[Data records]

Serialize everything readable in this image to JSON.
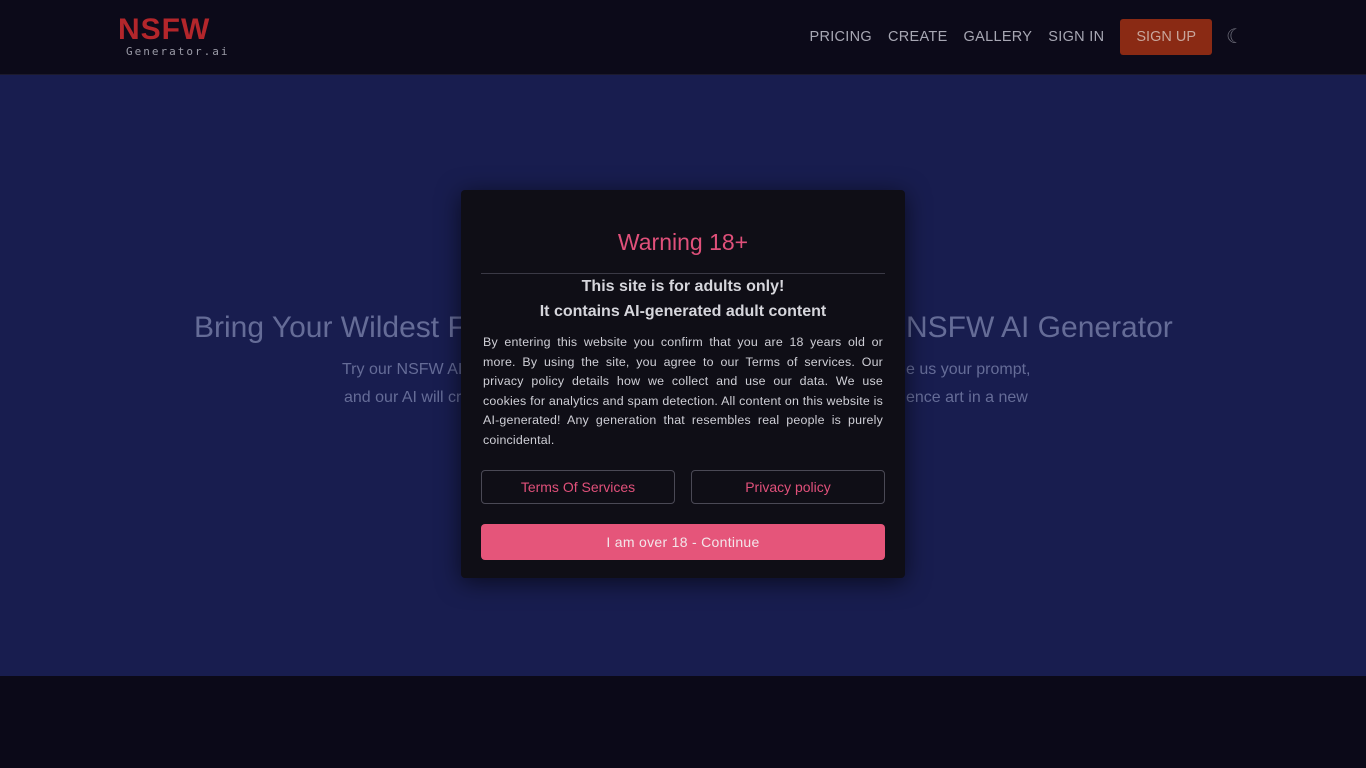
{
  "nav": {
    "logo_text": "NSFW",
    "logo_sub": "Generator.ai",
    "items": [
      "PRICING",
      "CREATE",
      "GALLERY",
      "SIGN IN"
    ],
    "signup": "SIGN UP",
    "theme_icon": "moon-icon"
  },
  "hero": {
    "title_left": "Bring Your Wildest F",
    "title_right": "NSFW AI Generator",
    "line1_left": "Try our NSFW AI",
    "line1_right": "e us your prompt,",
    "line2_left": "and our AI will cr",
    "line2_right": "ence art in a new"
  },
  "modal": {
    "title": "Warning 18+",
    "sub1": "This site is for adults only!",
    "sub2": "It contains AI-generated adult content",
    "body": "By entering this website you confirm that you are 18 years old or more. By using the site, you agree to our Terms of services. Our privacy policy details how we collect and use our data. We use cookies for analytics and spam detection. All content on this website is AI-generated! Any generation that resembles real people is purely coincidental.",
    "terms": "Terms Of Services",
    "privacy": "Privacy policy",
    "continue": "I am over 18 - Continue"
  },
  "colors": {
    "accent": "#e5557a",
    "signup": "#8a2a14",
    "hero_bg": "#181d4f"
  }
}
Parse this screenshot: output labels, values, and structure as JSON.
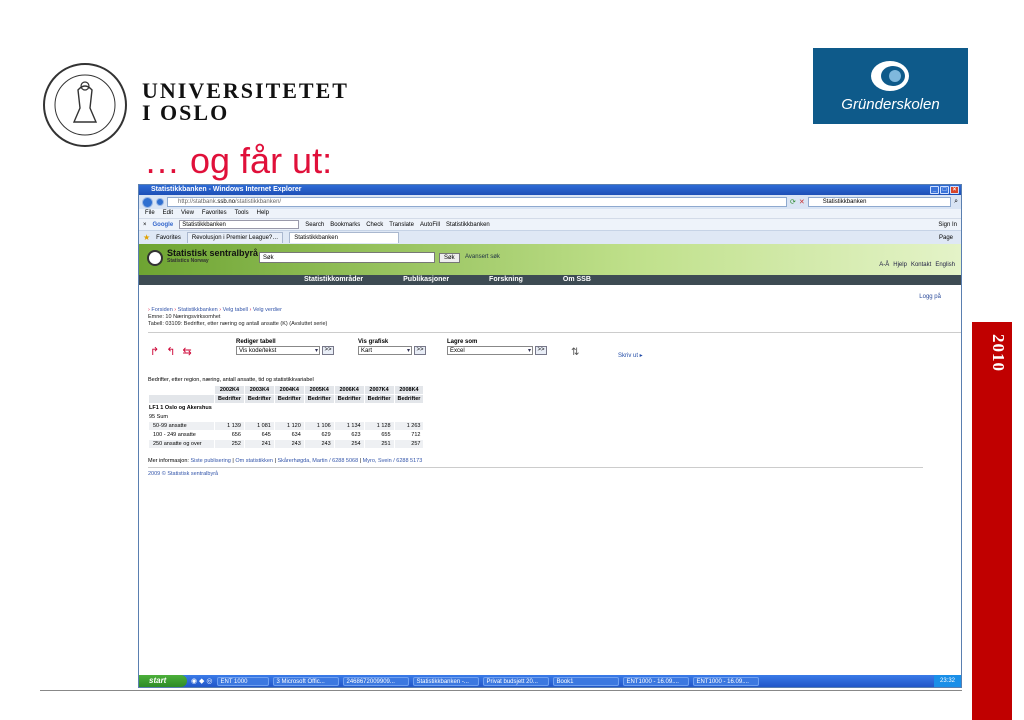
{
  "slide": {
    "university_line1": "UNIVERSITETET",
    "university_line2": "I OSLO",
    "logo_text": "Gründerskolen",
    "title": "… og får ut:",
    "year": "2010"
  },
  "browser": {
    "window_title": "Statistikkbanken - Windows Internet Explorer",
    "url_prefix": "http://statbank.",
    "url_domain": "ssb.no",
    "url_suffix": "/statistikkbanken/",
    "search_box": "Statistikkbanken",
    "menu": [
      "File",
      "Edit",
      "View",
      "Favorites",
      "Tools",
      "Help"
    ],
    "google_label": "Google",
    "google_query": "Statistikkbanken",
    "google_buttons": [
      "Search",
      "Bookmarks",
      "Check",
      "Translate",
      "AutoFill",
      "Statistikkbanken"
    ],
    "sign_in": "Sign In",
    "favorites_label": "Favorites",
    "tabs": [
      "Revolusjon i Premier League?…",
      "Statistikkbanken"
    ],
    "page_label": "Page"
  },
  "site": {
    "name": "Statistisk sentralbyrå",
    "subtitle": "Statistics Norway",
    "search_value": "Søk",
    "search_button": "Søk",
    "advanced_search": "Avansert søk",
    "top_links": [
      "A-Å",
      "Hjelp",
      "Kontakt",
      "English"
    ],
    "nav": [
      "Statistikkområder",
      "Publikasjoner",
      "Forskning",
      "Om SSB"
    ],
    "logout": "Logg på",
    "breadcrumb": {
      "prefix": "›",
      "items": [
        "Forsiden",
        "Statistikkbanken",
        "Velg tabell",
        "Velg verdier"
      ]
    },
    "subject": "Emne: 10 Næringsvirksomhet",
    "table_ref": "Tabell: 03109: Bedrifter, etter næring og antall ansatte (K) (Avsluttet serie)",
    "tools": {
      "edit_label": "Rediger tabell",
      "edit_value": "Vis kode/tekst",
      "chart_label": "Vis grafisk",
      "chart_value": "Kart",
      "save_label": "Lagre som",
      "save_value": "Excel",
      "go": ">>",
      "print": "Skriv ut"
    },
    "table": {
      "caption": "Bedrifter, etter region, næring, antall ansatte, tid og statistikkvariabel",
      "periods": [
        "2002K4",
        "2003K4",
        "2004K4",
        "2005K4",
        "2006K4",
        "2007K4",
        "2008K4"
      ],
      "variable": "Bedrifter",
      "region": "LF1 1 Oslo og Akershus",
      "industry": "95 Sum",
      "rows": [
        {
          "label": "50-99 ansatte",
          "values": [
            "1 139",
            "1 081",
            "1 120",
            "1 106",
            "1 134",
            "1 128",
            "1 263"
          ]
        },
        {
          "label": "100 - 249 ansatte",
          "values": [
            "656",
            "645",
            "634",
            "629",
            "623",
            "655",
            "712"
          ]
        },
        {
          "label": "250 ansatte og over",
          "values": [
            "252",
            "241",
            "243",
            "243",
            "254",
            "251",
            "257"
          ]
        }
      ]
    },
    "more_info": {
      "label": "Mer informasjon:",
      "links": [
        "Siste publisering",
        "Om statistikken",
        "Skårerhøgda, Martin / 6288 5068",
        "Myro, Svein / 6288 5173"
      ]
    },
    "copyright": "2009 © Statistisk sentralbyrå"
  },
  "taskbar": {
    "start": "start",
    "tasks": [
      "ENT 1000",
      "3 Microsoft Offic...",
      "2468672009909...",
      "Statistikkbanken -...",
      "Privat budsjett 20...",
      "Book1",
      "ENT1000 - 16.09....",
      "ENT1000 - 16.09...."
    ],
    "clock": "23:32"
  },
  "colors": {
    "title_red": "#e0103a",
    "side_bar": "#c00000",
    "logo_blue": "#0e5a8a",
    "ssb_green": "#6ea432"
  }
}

...

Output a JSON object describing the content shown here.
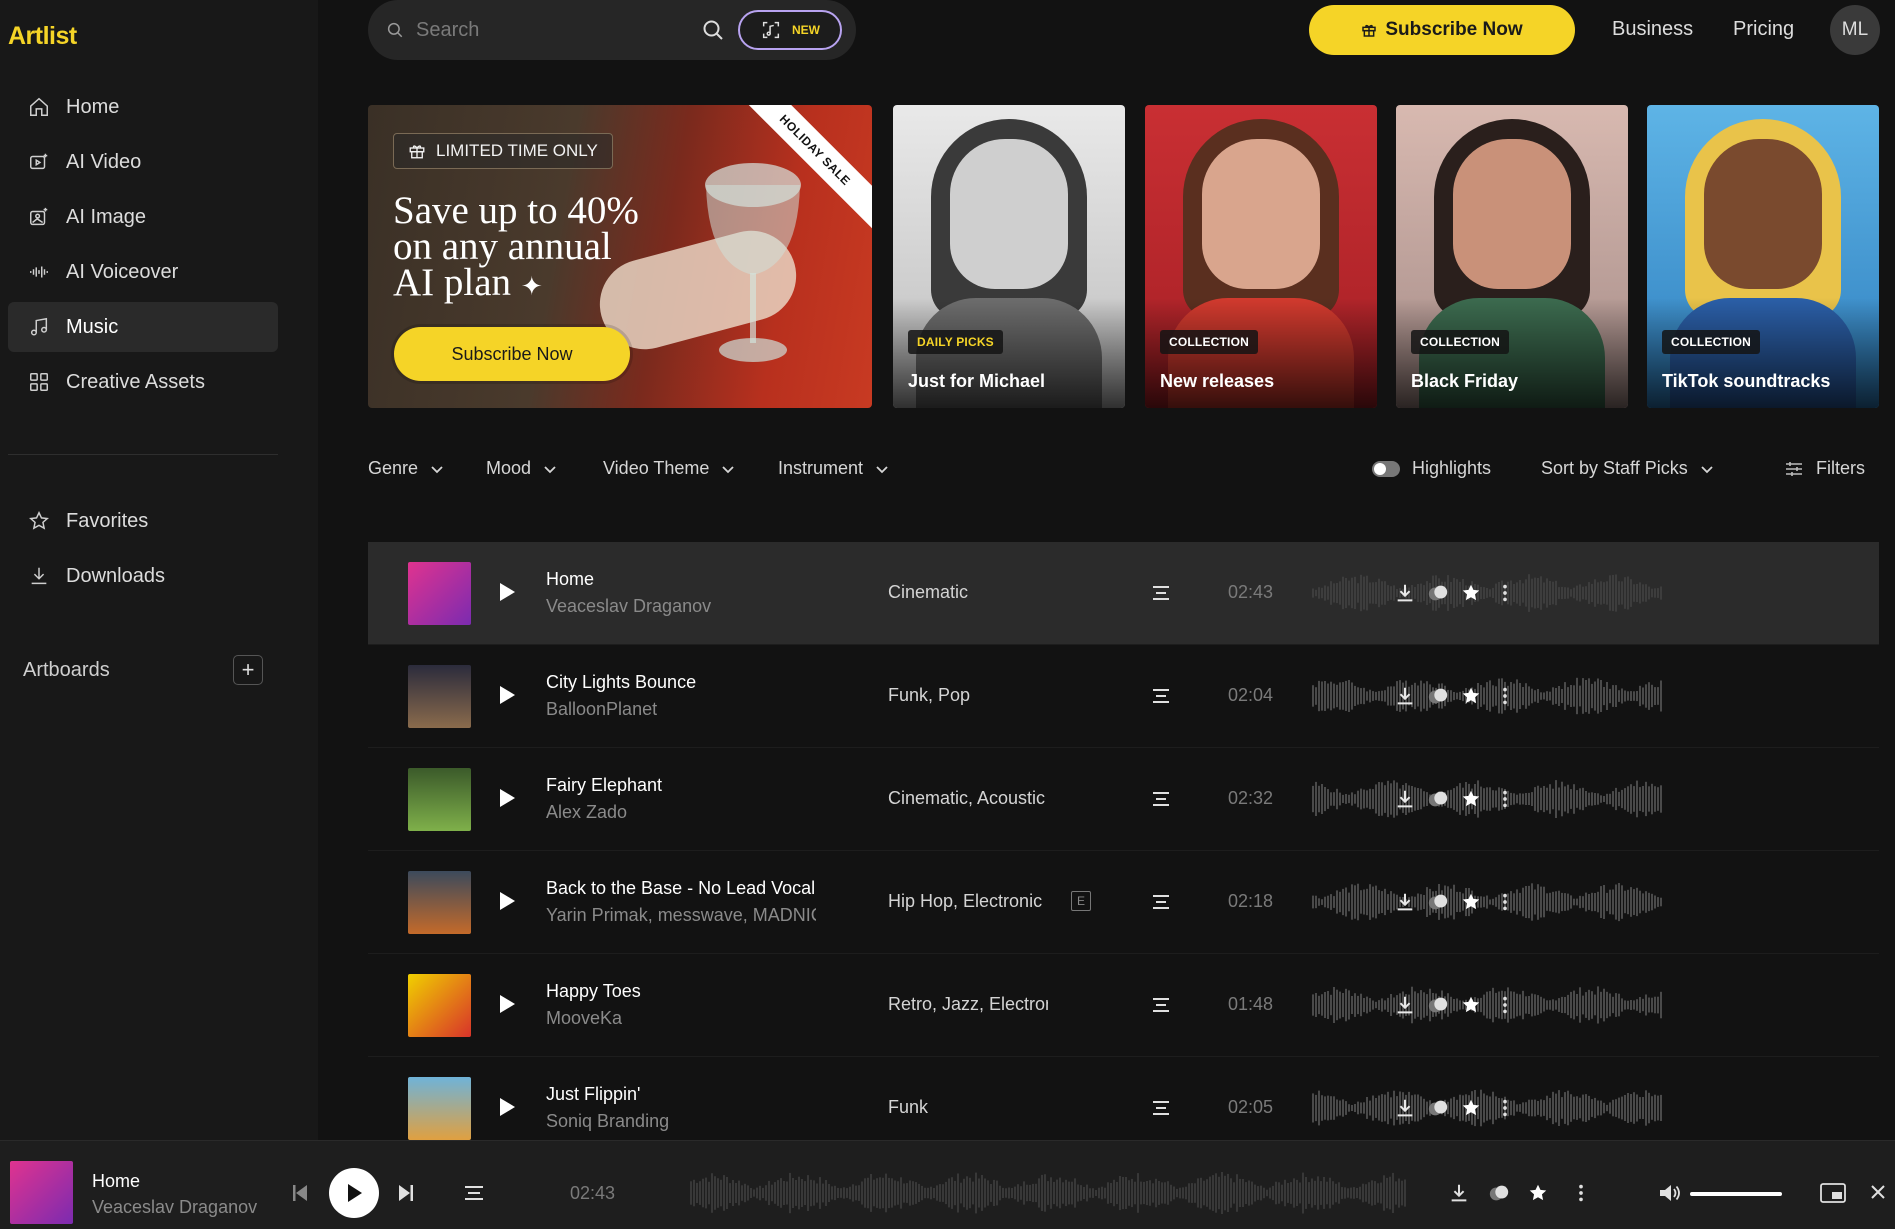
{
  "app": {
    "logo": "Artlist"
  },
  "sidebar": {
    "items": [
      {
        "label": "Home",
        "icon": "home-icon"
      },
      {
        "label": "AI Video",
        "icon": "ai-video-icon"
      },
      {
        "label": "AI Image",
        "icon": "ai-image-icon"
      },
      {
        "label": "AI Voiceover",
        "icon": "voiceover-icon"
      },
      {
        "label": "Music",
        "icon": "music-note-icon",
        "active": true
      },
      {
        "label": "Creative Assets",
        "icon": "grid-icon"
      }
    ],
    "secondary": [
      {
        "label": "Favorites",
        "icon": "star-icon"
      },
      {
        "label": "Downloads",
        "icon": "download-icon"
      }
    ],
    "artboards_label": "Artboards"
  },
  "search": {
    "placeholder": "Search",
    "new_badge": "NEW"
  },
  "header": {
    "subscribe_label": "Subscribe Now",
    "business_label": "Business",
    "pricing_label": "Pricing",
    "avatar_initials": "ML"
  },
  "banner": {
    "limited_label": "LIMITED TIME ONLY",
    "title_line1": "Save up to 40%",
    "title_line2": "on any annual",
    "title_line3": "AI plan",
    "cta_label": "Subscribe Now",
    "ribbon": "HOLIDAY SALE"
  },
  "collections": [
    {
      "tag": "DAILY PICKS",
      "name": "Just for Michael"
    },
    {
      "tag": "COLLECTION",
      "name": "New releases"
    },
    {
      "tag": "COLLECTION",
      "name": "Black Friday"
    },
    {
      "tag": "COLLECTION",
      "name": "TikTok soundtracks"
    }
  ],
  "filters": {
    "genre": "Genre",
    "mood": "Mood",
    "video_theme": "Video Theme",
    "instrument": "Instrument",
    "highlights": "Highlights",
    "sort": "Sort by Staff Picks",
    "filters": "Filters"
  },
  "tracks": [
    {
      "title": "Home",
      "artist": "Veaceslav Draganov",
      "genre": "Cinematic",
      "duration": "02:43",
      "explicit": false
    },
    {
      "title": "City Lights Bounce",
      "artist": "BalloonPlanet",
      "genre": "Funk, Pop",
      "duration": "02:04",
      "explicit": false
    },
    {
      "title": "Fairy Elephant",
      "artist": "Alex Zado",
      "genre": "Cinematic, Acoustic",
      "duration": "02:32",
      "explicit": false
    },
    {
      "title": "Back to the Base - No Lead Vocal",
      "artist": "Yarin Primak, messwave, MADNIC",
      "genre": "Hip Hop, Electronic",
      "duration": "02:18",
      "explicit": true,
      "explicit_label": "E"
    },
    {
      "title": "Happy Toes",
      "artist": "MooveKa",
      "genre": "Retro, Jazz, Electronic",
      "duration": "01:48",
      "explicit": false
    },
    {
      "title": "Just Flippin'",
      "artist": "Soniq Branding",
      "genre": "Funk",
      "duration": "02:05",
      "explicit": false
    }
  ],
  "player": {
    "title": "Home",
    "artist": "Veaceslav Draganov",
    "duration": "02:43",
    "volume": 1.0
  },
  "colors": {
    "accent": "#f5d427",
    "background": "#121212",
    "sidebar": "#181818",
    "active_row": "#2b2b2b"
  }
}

# [TASK TO CARRY OUT]
Lines that hold "NSFW" are the ones to copy; find all of them.

# [REPLY]
    "logo_text": "NSFW",
    "title_right": "NSFW AI Generator",
    "line1_left": "Try our NSFW AI",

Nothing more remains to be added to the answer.